Data records
________________

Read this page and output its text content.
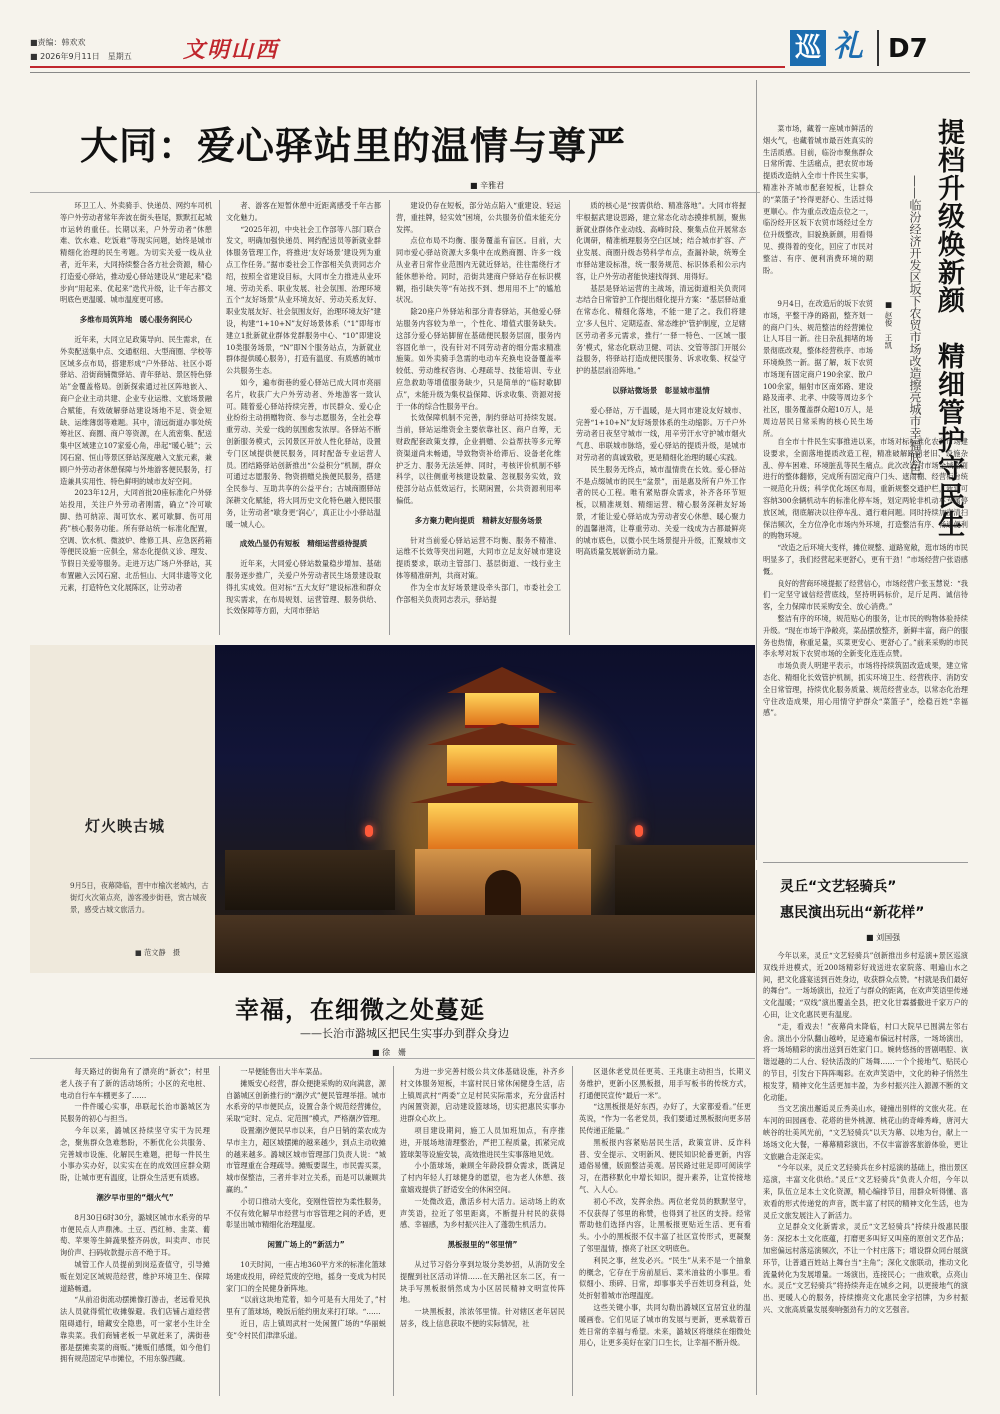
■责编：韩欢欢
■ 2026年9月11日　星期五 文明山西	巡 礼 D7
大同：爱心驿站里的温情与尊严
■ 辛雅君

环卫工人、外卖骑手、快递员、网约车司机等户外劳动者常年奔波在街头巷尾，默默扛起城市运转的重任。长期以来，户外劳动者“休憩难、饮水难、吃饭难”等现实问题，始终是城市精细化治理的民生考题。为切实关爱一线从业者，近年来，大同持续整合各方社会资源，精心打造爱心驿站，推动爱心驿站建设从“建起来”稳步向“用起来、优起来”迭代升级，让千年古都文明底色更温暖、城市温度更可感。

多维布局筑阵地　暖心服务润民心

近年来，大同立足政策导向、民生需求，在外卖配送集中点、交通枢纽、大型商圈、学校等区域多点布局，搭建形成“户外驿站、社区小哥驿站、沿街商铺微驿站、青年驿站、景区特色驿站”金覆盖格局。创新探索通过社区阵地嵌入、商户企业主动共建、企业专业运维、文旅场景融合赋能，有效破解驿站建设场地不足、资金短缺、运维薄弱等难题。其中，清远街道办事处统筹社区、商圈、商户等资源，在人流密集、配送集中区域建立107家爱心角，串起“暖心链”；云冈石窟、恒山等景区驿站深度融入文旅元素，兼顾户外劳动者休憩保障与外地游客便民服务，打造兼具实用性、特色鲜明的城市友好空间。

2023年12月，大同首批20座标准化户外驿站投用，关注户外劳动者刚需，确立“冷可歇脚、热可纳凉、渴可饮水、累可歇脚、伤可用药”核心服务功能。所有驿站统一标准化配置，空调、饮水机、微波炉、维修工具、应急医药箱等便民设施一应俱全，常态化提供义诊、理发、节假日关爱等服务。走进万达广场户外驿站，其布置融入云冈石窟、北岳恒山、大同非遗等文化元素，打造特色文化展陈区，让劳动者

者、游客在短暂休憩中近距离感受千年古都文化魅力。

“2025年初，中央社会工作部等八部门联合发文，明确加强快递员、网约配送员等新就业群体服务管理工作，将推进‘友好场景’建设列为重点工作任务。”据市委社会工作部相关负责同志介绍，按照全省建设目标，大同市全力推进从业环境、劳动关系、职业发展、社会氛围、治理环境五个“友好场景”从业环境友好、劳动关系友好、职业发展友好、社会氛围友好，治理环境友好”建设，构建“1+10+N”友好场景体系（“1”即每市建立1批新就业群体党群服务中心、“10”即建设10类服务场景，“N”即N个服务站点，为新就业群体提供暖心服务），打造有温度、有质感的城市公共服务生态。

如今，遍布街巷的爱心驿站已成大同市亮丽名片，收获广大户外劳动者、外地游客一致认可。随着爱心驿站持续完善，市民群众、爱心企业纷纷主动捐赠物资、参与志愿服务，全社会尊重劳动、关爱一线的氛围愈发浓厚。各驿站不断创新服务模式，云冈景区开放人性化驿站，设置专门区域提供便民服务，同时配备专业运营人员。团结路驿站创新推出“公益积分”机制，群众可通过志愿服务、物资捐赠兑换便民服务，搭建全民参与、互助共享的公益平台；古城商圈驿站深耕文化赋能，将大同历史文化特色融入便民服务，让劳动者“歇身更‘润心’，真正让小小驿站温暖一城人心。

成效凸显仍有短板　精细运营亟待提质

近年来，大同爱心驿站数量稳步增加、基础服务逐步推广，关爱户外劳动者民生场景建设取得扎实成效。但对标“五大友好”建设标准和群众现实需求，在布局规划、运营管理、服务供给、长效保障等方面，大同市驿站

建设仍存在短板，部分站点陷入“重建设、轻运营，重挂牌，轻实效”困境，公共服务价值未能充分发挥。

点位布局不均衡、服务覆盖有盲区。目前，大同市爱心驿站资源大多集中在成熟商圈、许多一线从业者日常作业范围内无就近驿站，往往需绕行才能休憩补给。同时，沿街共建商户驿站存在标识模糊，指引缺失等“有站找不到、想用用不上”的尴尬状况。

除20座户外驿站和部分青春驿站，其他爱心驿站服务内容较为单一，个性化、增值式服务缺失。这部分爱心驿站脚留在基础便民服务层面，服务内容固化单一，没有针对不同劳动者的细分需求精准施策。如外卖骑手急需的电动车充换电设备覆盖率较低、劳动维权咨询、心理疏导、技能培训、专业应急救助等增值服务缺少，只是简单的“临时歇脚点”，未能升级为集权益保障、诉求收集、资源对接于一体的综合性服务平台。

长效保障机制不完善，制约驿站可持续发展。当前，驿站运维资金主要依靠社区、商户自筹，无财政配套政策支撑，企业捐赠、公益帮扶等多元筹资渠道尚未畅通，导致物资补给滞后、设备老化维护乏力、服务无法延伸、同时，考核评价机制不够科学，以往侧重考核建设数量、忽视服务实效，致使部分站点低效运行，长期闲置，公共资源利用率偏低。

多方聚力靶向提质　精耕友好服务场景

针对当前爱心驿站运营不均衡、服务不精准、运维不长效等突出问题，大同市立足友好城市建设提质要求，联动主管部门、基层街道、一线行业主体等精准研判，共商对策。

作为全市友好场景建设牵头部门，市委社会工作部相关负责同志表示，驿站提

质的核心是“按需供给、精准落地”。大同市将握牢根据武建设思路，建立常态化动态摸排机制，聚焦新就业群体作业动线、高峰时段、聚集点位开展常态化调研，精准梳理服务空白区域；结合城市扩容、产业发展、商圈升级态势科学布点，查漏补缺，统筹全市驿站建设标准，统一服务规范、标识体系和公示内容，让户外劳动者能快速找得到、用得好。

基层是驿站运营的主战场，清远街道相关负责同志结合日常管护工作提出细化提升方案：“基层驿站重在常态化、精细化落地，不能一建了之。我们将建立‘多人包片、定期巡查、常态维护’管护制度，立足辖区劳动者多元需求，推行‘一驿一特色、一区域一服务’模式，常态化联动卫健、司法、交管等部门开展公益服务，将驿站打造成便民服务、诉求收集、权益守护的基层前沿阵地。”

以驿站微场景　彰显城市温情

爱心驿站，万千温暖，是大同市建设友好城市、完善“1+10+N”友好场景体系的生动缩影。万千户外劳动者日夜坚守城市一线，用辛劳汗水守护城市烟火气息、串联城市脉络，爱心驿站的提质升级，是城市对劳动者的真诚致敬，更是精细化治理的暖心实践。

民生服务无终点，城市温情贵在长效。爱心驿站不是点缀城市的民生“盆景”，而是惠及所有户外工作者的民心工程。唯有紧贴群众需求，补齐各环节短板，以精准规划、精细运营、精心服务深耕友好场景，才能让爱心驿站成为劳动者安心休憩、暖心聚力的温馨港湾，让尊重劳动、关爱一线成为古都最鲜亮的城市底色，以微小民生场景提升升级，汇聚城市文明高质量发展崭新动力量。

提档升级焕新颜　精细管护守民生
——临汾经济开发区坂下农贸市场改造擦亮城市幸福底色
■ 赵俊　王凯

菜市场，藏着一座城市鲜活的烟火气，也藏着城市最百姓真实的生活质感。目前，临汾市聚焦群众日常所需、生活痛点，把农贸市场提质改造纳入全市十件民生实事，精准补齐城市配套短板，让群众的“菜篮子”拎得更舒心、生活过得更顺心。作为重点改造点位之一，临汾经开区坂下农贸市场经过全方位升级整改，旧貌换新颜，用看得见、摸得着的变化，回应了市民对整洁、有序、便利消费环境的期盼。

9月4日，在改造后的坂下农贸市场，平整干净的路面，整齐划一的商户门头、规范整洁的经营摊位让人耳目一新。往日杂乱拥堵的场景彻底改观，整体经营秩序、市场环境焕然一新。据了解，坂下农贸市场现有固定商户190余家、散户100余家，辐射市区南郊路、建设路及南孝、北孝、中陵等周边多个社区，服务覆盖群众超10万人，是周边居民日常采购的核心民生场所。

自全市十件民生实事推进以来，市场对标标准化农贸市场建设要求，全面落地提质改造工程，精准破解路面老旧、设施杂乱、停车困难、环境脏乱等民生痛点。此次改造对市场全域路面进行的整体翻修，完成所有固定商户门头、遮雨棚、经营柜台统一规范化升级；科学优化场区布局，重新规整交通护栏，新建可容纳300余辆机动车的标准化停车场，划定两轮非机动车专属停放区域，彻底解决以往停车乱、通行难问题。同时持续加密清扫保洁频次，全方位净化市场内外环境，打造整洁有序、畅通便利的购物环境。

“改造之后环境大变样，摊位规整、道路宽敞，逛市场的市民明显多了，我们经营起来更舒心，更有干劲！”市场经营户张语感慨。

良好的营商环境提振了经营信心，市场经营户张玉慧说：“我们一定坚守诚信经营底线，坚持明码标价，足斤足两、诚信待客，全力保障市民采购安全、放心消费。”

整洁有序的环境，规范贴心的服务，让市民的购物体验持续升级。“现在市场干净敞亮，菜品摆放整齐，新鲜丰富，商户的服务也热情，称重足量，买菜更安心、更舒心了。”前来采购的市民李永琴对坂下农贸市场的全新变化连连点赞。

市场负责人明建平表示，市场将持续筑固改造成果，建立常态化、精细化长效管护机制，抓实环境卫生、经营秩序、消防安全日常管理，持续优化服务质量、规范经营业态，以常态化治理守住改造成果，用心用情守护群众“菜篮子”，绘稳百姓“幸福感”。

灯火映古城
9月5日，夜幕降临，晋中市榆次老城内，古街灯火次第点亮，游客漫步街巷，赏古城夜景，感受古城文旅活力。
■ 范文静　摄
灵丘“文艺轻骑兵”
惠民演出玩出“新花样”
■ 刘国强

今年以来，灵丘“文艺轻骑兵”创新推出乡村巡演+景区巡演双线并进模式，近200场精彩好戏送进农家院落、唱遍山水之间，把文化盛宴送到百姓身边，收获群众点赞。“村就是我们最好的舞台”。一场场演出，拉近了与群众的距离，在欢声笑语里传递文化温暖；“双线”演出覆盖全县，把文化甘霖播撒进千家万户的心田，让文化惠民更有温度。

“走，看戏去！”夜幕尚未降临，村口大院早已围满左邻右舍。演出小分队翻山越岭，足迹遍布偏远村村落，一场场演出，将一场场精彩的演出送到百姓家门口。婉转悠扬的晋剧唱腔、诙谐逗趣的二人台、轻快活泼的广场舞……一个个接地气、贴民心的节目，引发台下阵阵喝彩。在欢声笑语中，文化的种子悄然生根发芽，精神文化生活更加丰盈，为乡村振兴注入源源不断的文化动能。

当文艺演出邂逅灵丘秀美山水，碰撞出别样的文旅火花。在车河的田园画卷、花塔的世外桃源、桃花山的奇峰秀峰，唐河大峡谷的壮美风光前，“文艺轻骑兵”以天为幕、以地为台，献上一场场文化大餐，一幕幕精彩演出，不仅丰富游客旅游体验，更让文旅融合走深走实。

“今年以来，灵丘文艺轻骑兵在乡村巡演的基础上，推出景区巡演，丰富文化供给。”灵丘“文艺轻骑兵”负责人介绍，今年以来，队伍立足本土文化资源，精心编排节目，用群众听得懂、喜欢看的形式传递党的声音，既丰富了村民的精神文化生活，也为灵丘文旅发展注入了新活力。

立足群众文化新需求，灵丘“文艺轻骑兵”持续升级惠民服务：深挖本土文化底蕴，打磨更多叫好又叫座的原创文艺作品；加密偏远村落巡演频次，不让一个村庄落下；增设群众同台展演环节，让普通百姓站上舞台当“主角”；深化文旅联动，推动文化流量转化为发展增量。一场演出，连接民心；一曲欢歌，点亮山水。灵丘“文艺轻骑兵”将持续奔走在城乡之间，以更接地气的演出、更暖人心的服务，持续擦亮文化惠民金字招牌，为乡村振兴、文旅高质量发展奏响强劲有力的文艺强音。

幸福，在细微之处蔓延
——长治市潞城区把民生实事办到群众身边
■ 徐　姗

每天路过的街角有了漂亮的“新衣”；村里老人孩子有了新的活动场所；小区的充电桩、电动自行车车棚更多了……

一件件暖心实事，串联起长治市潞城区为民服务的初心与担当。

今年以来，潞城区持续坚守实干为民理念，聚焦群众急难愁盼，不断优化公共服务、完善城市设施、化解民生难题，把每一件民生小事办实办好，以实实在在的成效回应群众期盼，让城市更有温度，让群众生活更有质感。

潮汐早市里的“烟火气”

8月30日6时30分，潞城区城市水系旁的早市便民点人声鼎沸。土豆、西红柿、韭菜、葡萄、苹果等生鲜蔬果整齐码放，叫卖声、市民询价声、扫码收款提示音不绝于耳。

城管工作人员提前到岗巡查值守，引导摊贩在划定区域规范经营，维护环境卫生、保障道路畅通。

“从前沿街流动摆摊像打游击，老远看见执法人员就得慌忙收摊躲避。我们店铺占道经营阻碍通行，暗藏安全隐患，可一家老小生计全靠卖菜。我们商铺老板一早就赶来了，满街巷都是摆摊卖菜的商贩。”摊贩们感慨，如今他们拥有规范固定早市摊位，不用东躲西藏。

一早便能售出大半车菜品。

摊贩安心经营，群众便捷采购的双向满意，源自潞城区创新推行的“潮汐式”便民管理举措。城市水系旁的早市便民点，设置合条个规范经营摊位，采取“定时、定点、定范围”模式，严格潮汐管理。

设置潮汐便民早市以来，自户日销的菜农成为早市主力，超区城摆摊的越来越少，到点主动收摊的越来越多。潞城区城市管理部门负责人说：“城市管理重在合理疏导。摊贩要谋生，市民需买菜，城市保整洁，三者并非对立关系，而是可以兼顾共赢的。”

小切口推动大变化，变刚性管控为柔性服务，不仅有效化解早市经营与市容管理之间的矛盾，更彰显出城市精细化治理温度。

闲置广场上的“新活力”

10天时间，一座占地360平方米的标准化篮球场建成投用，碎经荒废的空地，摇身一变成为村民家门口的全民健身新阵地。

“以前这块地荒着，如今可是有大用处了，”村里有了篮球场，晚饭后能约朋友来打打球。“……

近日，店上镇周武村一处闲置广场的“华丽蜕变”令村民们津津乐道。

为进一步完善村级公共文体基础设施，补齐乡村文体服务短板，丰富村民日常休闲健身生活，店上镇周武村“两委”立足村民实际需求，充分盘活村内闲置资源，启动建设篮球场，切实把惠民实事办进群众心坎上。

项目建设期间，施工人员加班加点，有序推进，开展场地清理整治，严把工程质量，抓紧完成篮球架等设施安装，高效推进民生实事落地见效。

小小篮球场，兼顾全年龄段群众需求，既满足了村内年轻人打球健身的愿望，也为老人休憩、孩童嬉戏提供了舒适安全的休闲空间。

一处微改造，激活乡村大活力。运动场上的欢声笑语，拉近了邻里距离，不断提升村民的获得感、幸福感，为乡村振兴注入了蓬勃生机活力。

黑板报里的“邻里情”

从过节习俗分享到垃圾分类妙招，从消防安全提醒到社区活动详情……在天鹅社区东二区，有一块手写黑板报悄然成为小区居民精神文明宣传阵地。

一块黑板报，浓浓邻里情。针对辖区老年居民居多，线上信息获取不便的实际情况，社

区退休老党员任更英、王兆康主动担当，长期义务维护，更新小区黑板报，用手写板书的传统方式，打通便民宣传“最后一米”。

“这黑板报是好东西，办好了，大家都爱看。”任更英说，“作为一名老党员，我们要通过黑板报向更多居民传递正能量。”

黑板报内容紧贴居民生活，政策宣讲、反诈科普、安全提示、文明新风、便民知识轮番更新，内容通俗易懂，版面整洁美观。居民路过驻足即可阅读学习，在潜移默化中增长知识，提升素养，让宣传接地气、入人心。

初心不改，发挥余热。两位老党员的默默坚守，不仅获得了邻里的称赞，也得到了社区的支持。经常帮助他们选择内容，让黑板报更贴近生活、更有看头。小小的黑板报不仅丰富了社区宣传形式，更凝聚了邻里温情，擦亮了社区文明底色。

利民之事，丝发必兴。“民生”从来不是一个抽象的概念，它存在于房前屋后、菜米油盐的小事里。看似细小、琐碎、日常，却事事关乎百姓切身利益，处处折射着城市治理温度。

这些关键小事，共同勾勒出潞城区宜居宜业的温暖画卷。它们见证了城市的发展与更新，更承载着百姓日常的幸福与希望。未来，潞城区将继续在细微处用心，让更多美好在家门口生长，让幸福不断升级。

________________

WHAT YOU NEED TO DO — How many lines in the records above hold the word "诉求收集"? Give only the number.

RESULT OF THE TASK — 2